- Required work: Make an exact copy of the records, with the pictures left out.

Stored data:
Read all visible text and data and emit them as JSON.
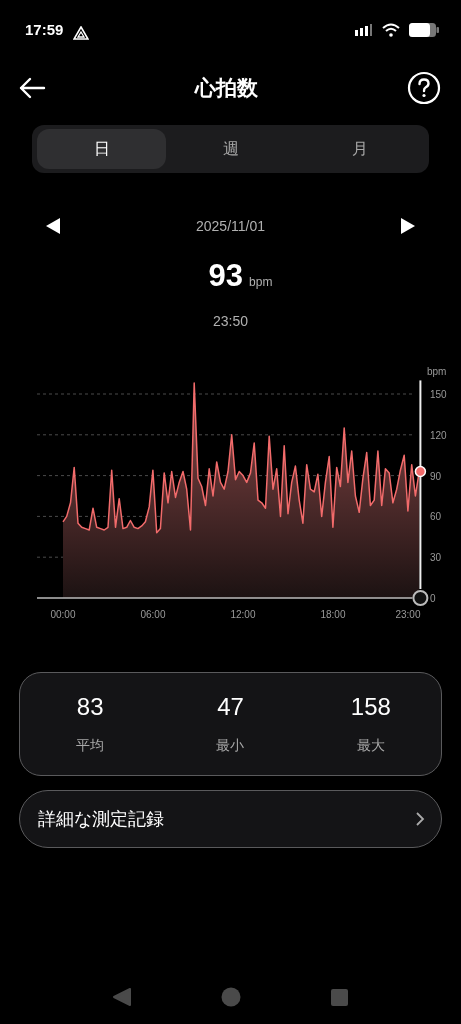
{
  "status_bar": {
    "time": "17:59"
  },
  "header": {
    "title": "心拍数"
  },
  "tabs": [
    {
      "label": "日",
      "selected": true
    },
    {
      "label": "週",
      "selected": false
    },
    {
      "label": "月",
      "selected": false
    }
  ],
  "date_nav": {
    "date": "2025/11/01"
  },
  "reading": {
    "value": "93",
    "unit": "bpm",
    "time": "23:50"
  },
  "chart": {
    "chart_data": {
      "type": "area",
      "ylabel": "bpm",
      "xlim": [
        -1.73,
        23.83
      ],
      "ylim": [
        0,
        160
      ],
      "grid": true,
      "xticks": [
        {
          "value": 0,
          "label": "00:00"
        },
        {
          "value": 6,
          "label": "06:00"
        },
        {
          "value": 12,
          "label": "12:00"
        },
        {
          "value": 18,
          "label": "18:00"
        },
        {
          "value": 23,
          "label": "23:00"
        }
      ],
      "yticks": [
        0,
        30,
        60,
        90,
        120,
        150
      ],
      "x": [
        0,
        0.25,
        0.5,
        0.75,
        1,
        1.25,
        1.5,
        1.75,
        2,
        2.25,
        2.5,
        2.75,
        3,
        3.25,
        3.5,
        3.75,
        4,
        4.25,
        4.5,
        4.75,
        5,
        5.25,
        5.5,
        5.75,
        6,
        6.25,
        6.5,
        6.75,
        7,
        7.25,
        7.5,
        7.75,
        8,
        8.25,
        8.5,
        8.75,
        9,
        9.25,
        9.5,
        9.75,
        10,
        10.25,
        10.5,
        10.75,
        11,
        11.25,
        11.5,
        11.75,
        12,
        12.25,
        12.5,
        12.75,
        13,
        13.25,
        13.5,
        13.75,
        14,
        14.25,
        14.5,
        14.75,
        15,
        15.25,
        15.5,
        15.75,
        16,
        16.25,
        16.5,
        16.75,
        17,
        17.25,
        17.5,
        17.75,
        18,
        18.25,
        18.5,
        18.75,
        19,
        19.25,
        19.5,
        19.75,
        20,
        20.25,
        20.5,
        20.75,
        21,
        21.25,
        21.5,
        21.75,
        22,
        22.25,
        22.5,
        22.75,
        23,
        23.25,
        23.5,
        23.75
      ],
      "values": [
        56,
        60,
        70,
        96,
        55,
        52,
        51,
        50,
        66,
        52,
        51,
        50,
        52,
        94,
        52,
        73,
        51,
        52,
        57,
        52,
        51,
        53,
        56,
        67,
        94,
        48,
        51,
        92,
        70,
        93,
        74,
        85,
        93,
        80,
        50,
        158,
        88,
        82,
        68,
        95,
        75,
        100,
        85,
        80,
        93,
        120,
        87,
        93,
        90,
        85,
        92,
        114,
        72,
        70,
        66,
        119,
        80,
        95,
        60,
        112,
        62,
        85,
        97,
        72,
        55,
        98,
        80,
        78,
        91,
        60,
        85,
        104,
        52,
        96,
        82,
        125,
        85,
        108,
        75,
        63,
        88,
        107,
        68,
        72,
        108,
        68,
        95,
        92,
        70,
        80,
        94,
        105,
        64,
        98,
        75,
        93
      ]
    }
  },
  "stats": [
    {
      "value": "83",
      "label": "平均"
    },
    {
      "value": "47",
      "label": "最小"
    },
    {
      "value": "158",
      "label": "最大"
    }
  ],
  "detail_link": {
    "label": "詳細な測定記録"
  }
}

- Solution for this problem:
Read all visible text and data and emit them as JSON.
{
  "status_bar": {
    "time": "17:59"
  },
  "header": {
    "title": "心拍数"
  },
  "tabs": [
    {
      "label": "日",
      "selected": true
    },
    {
      "label": "週",
      "selected": false
    },
    {
      "label": "月",
      "selected": false
    }
  ],
  "date_nav": {
    "date": "2025/11/01"
  },
  "reading": {
    "value": "93",
    "unit": "bpm",
    "time": "23:50"
  },
  "chart": {
    "chart_data": {
      "type": "area",
      "ylabel": "bpm",
      "xlim": [
        -1.73,
        23.83
      ],
      "ylim": [
        0,
        160
      ],
      "grid": true,
      "xticks": [
        {
          "value": 0,
          "label": "00:00"
        },
        {
          "value": 6,
          "label": "06:00"
        },
        {
          "value": 12,
          "label": "12:00"
        },
        {
          "value": 18,
          "label": "18:00"
        },
        {
          "value": 23,
          "label": "23:00"
        }
      ],
      "yticks": [
        0,
        30,
        60,
        90,
        120,
        150
      ],
      "x": [
        0,
        0.25,
        0.5,
        0.75,
        1,
        1.25,
        1.5,
        1.75,
        2,
        2.25,
        2.5,
        2.75,
        3,
        3.25,
        3.5,
        3.75,
        4,
        4.25,
        4.5,
        4.75,
        5,
        5.25,
        5.5,
        5.75,
        6,
        6.25,
        6.5,
        6.75,
        7,
        7.25,
        7.5,
        7.75,
        8,
        8.25,
        8.5,
        8.75,
        9,
        9.25,
        9.5,
        9.75,
        10,
        10.25,
        10.5,
        10.75,
        11,
        11.25,
        11.5,
        11.75,
        12,
        12.25,
        12.5,
        12.75,
        13,
        13.25,
        13.5,
        13.75,
        14,
        14.25,
        14.5,
        14.75,
        15,
        15.25,
        15.5,
        15.75,
        16,
        16.25,
        16.5,
        16.75,
        17,
        17.25,
        17.5,
        17.75,
        18,
        18.25,
        18.5,
        18.75,
        19,
        19.25,
        19.5,
        19.75,
        20,
        20.25,
        20.5,
        20.75,
        21,
        21.25,
        21.5,
        21.75,
        22,
        22.25,
        22.5,
        22.75,
        23,
        23.25,
        23.5,
        23.75
      ],
      "values": [
        56,
        60,
        70,
        96,
        55,
        52,
        51,
        50,
        66,
        52,
        51,
        50,
        52,
        94,
        52,
        73,
        51,
        52,
        57,
        52,
        51,
        53,
        56,
        67,
        94,
        48,
        51,
        92,
        70,
        93,
        74,
        85,
        93,
        80,
        50,
        158,
        88,
        82,
        68,
        95,
        75,
        100,
        85,
        80,
        93,
        120,
        87,
        93,
        90,
        85,
        92,
        114,
        72,
        70,
        66,
        119,
        80,
        95,
        60,
        112,
        62,
        85,
        97,
        72,
        55,
        98,
        80,
        78,
        91,
        60,
        85,
        104,
        52,
        96,
        82,
        125,
        85,
        108,
        75,
        63,
        88,
        107,
        68,
        72,
        108,
        68,
        95,
        92,
        70,
        80,
        94,
        105,
        64,
        98,
        75,
        93
      ]
    }
  },
  "stats": [
    {
      "value": "83",
      "label": "平均"
    },
    {
      "value": "47",
      "label": "最小"
    },
    {
      "value": "158",
      "label": "最大"
    }
  ],
  "detail_link": {
    "label": "詳細な測定記録"
  }
}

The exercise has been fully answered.